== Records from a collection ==
==================================================
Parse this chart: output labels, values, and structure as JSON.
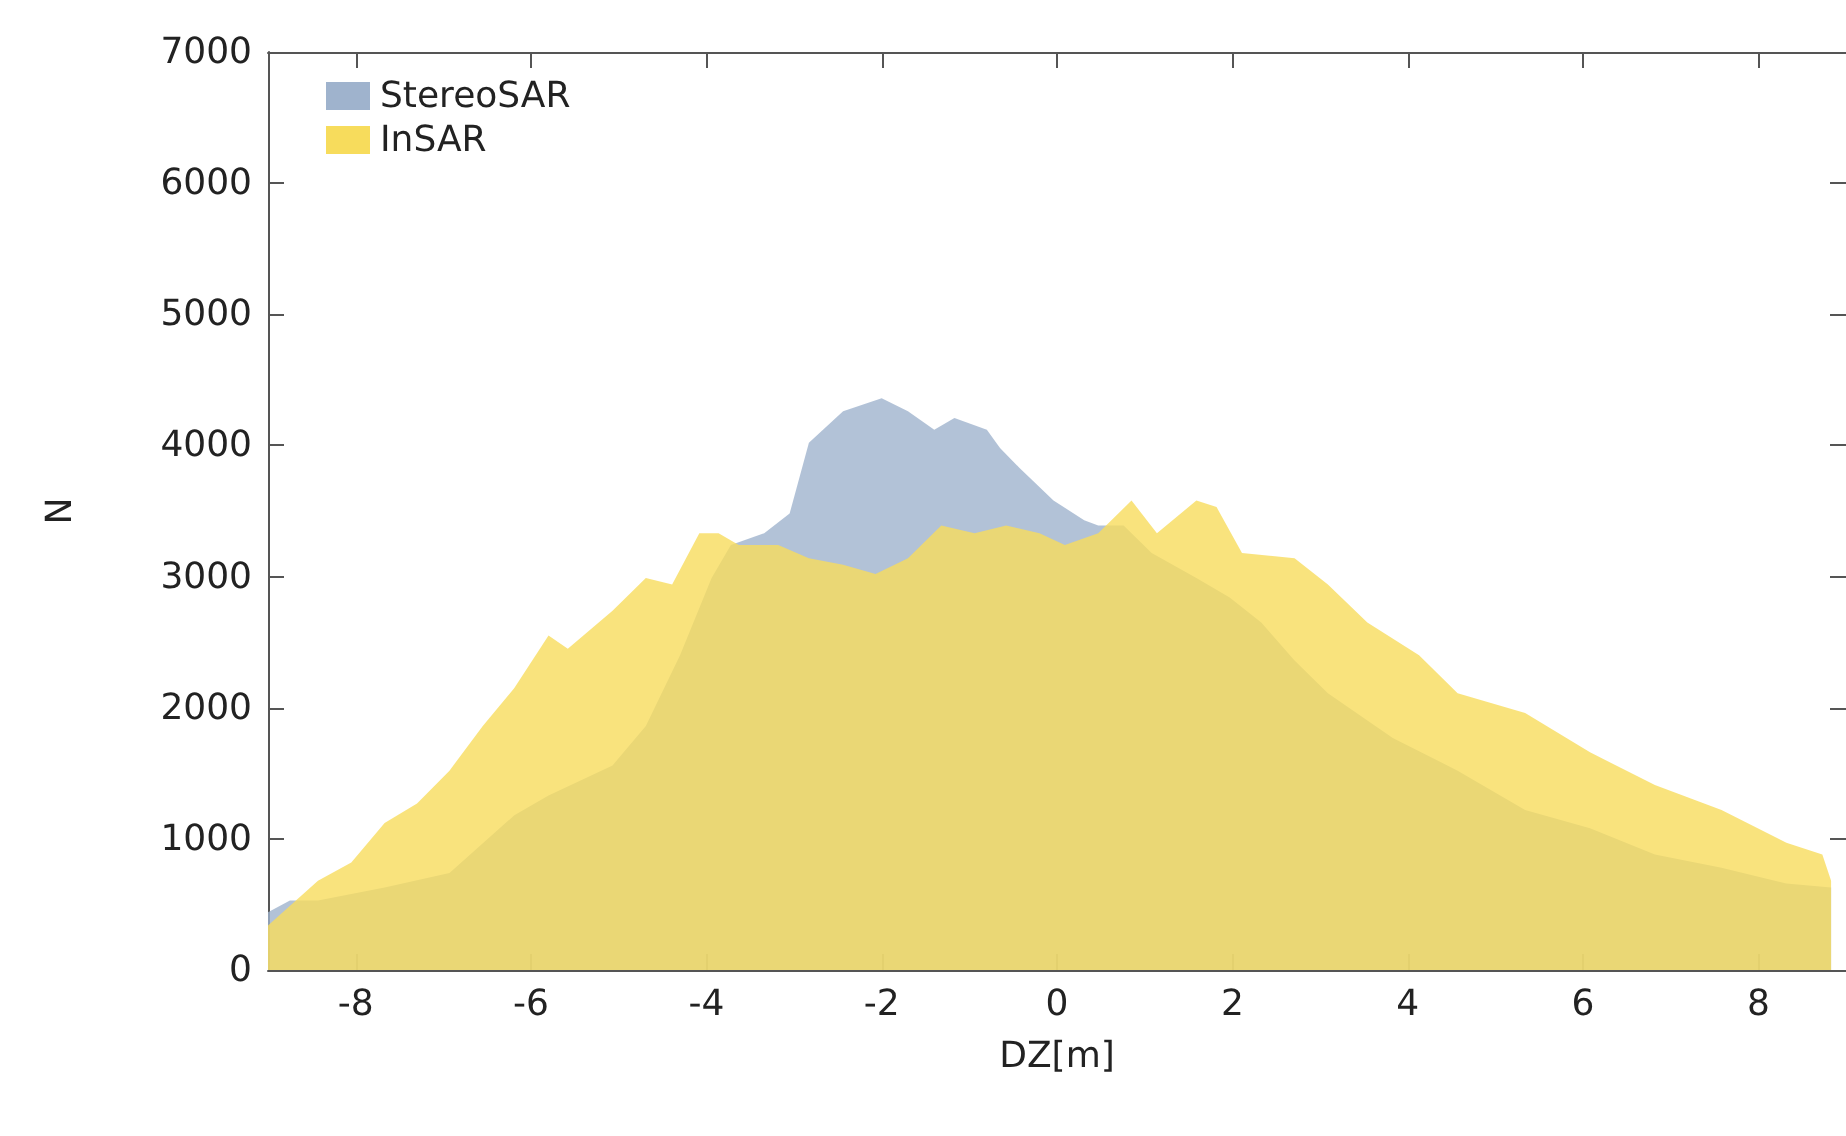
{
  "chart_data": {
    "type": "area",
    "xlabel": "DZ[m]",
    "ylabel": "N",
    "xlim": [
      -9,
      9
    ],
    "xticks": [
      -8,
      -6,
      -4,
      -2,
      0,
      2,
      4,
      6,
      8
    ],
    "ylim": [
      0,
      7000
    ],
    "yticks": [
      0,
      1000,
      2000,
      3000,
      4000,
      5000,
      6000,
      7000
    ],
    "grid": false,
    "legend": "top left",
    "series": [
      {
        "name": "StereoSAR",
        "color": "#9fb3cd",
        "x": [
          -9,
          -8.75,
          -8.43,
          -7.67,
          -6.93,
          -6.19,
          -5.8,
          -5.07,
          -4.69,
          -4.3,
          -3.94,
          -3.72,
          -3.34,
          -3.05,
          -2.83,
          -2.44,
          -2,
          -1.7,
          -1.4,
          -1.17,
          -0.8,
          -0.65,
          -0.43,
          -0.04,
          0.31,
          0.47,
          0.76,
          1.08,
          1.59,
          1.97,
          2.33,
          2.71,
          3.09,
          3.83,
          4.57,
          5.34,
          6.08,
          6.82,
          7.58,
          8.32,
          8.83
        ],
        "values": [
          440,
          530,
          530,
          630,
          740,
          1180,
          1330,
          1560,
          1860,
          2400,
          2990,
          3240,
          3330,
          3480,
          4020,
          4260,
          4360,
          4260,
          4120,
          4210,
          4120,
          3980,
          3830,
          3580,
          3430,
          3390,
          3390,
          3180,
          2990,
          2840,
          2650,
          2360,
          2110,
          1770,
          1520,
          1220,
          1080,
          880,
          780,
          660,
          630
        ]
      },
      {
        "name": "InSAR",
        "color": "#f7dc5c",
        "x": [
          -9,
          -8.43,
          -8.05,
          -7.67,
          -7.3,
          -6.93,
          -6.55,
          -6.19,
          -5.8,
          -5.58,
          -5.07,
          -4.69,
          -4.39,
          -4.08,
          -3.86,
          -3.63,
          -3.18,
          -2.83,
          -2.44,
          -2.07,
          -1.7,
          -1.32,
          -0.94,
          -0.58,
          -0.2,
          0.09,
          0.47,
          0.85,
          1.14,
          1.59,
          1.82,
          2.11,
          2.71,
          3.09,
          3.54,
          4.13,
          4.57,
          5.34,
          6.08,
          6.82,
          7.58,
          8.32,
          8.73,
          8.83
        ],
        "values": [
          340,
          680,
          820,
          1120,
          1270,
          1520,
          1860,
          2150,
          2550,
          2450,
          2740,
          2990,
          2940,
          3330,
          3330,
          3240,
          3240,
          3140,
          3090,
          3020,
          3140,
          3390,
          3330,
          3390,
          3330,
          3240,
          3330,
          3580,
          3330,
          3580,
          3530,
          3180,
          3140,
          2940,
          2650,
          2400,
          2110,
          1960,
          1660,
          1410,
          1220,
          970,
          880,
          680
        ]
      }
    ]
  }
}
==================================================
== EXERCISE DETAILS ==
Reproduce each line exactly as it appears, omitting the pictures.

== ANSWER TO THE EXERCISE ==
Parse this chart: output labels, values, and structure as JSON.
{
  "chart_data": {
    "type": "area",
    "xlabel": "DZ[m]",
    "ylabel": "N",
    "xlim": [
      -9,
      9
    ],
    "xticks": [
      -8,
      -6,
      -4,
      -2,
      0,
      2,
      4,
      6,
      8
    ],
    "ylim": [
      0,
      7000
    ],
    "yticks": [
      0,
      1000,
      2000,
      3000,
      4000,
      5000,
      6000,
      7000
    ],
    "grid": false,
    "legend": "top left",
    "series": [
      {
        "name": "StereoSAR",
        "color": "#9fb3cd",
        "x": [
          -9,
          -8.75,
          -8.43,
          -7.67,
          -6.93,
          -6.19,
          -5.8,
          -5.07,
          -4.69,
          -4.3,
          -3.94,
          -3.72,
          -3.34,
          -3.05,
          -2.83,
          -2.44,
          -2,
          -1.7,
          -1.4,
          -1.17,
          -0.8,
          -0.65,
          -0.43,
          -0.04,
          0.31,
          0.47,
          0.76,
          1.08,
          1.59,
          1.97,
          2.33,
          2.71,
          3.09,
          3.83,
          4.57,
          5.34,
          6.08,
          6.82,
          7.58,
          8.32,
          8.83
        ],
        "values": [
          440,
          530,
          530,
          630,
          740,
          1180,
          1330,
          1560,
          1860,
          2400,
          2990,
          3240,
          3330,
          3480,
          4020,
          4260,
          4360,
          4260,
          4120,
          4210,
          4120,
          3980,
          3830,
          3580,
          3430,
          3390,
          3390,
          3180,
          2990,
          2840,
          2650,
          2360,
          2110,
          1770,
          1520,
          1220,
          1080,
          880,
          780,
          660,
          630
        ]
      },
      {
        "name": "InSAR",
        "color": "#f7dc5c",
        "x": [
          -9,
          -8.43,
          -8.05,
          -7.67,
          -7.3,
          -6.93,
          -6.55,
          -6.19,
          -5.8,
          -5.58,
          -5.07,
          -4.69,
          -4.39,
          -4.08,
          -3.86,
          -3.63,
          -3.18,
          -2.83,
          -2.44,
          -2.07,
          -1.7,
          -1.32,
          -0.94,
          -0.58,
          -0.2,
          0.09,
          0.47,
          0.85,
          1.14,
          1.59,
          1.82,
          2.11,
          2.71,
          3.09,
          3.54,
          4.13,
          4.57,
          5.34,
          6.08,
          6.82,
          7.58,
          8.32,
          8.73,
          8.83
        ],
        "values": [
          340,
          680,
          820,
          1120,
          1270,
          1520,
          1860,
          2150,
          2550,
          2450,
          2740,
          2990,
          2940,
          3330,
          3330,
          3240,
          3240,
          3140,
          3090,
          3020,
          3140,
          3390,
          3330,
          3390,
          3330,
          3240,
          3330,
          3580,
          3330,
          3580,
          3530,
          3180,
          3140,
          2940,
          2650,
          2400,
          2110,
          1960,
          1660,
          1410,
          1220,
          970,
          880,
          680
        ]
      }
    ]
  }
}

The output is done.